YOUR ASSIGNMENT:
Go through the data below and return each line where the string "should" occurs.

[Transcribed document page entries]
[Start of section]
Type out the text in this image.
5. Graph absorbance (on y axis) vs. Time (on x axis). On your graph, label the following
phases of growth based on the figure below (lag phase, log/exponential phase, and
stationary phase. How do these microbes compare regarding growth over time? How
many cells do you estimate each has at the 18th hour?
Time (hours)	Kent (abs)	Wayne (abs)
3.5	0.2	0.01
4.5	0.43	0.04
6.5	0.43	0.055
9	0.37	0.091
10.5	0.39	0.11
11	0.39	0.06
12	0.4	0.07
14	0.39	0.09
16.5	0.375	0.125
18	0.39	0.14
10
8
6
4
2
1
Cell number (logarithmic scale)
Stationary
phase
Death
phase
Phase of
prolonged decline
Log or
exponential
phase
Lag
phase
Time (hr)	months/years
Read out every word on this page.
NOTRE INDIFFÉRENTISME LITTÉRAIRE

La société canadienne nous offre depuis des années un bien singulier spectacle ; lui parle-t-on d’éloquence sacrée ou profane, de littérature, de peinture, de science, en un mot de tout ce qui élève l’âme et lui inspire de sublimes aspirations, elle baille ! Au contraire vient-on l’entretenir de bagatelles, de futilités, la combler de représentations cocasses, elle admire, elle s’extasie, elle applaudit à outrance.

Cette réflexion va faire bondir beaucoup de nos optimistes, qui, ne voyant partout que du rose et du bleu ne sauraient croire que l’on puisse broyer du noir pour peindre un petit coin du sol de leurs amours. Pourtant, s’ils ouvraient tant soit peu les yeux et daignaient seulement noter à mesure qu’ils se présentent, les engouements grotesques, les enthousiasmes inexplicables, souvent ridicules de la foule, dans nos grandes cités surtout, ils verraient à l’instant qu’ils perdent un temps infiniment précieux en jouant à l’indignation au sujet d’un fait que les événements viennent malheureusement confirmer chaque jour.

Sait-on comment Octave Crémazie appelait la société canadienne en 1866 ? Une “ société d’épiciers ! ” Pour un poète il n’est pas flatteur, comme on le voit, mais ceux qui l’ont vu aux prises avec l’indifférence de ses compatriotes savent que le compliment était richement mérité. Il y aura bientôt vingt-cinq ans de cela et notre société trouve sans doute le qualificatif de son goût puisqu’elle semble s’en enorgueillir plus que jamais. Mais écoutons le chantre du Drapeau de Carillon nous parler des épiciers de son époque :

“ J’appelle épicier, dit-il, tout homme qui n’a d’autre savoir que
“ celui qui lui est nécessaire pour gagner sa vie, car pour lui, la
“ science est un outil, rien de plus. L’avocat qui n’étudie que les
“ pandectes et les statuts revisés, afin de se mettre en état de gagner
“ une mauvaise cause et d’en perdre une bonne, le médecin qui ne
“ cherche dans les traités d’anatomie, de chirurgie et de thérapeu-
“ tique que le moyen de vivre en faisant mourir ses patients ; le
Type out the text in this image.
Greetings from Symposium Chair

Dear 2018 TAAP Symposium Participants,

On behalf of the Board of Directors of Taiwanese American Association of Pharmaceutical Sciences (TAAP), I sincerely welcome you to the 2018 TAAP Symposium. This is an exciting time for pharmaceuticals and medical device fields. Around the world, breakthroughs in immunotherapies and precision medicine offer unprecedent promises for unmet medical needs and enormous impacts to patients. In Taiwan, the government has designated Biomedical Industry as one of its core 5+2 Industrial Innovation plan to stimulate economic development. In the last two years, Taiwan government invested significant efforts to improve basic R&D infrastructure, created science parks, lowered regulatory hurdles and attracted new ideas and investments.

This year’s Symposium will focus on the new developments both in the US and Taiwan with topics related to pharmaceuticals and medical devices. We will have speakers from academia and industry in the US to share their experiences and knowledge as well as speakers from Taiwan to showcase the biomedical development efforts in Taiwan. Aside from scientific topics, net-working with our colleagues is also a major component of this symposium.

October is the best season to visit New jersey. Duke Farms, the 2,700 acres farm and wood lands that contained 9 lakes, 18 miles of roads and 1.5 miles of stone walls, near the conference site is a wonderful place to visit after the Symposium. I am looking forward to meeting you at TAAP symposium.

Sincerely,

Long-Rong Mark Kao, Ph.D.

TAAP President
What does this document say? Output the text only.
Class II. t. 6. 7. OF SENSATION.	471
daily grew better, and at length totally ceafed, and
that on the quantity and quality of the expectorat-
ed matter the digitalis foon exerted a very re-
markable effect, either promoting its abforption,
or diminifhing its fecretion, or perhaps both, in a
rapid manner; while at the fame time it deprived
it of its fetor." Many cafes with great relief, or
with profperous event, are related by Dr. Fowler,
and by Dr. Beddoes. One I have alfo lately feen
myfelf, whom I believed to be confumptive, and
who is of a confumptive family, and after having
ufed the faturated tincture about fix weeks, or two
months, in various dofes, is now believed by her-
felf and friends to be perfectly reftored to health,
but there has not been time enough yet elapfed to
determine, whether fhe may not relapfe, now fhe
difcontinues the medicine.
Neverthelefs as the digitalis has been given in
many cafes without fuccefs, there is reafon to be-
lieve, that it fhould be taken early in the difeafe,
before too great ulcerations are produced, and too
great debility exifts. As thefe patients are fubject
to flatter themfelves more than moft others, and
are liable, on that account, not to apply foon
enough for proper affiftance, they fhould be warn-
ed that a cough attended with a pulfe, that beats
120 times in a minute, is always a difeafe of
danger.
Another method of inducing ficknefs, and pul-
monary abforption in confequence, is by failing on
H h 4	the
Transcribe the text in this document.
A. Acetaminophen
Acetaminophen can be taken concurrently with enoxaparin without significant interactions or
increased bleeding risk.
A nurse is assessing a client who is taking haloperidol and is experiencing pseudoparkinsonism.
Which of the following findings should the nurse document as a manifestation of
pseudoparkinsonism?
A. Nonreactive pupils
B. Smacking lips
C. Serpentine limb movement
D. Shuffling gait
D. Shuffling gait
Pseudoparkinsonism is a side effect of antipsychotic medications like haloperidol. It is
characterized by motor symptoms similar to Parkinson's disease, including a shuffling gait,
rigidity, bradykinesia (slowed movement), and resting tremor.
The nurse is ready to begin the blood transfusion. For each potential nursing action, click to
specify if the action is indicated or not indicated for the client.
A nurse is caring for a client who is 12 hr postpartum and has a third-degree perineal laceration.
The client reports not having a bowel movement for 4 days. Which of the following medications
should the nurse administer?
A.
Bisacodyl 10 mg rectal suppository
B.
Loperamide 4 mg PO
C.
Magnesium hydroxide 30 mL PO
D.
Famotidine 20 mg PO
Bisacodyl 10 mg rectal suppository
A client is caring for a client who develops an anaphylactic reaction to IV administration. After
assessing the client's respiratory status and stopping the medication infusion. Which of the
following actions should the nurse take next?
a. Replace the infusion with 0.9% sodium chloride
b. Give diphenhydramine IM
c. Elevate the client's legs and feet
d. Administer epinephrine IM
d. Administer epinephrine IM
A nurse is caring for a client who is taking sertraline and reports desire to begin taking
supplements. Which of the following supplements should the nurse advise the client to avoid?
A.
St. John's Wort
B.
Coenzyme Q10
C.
[End of section]
OUTPUT FOR THIS TASK:
Which of the following findings should the nurse document as a manifestation of
should the nurse administer?
following actions should the nurse take next?
supplements. Which of the following supplements should the nurse advise the client to avoid?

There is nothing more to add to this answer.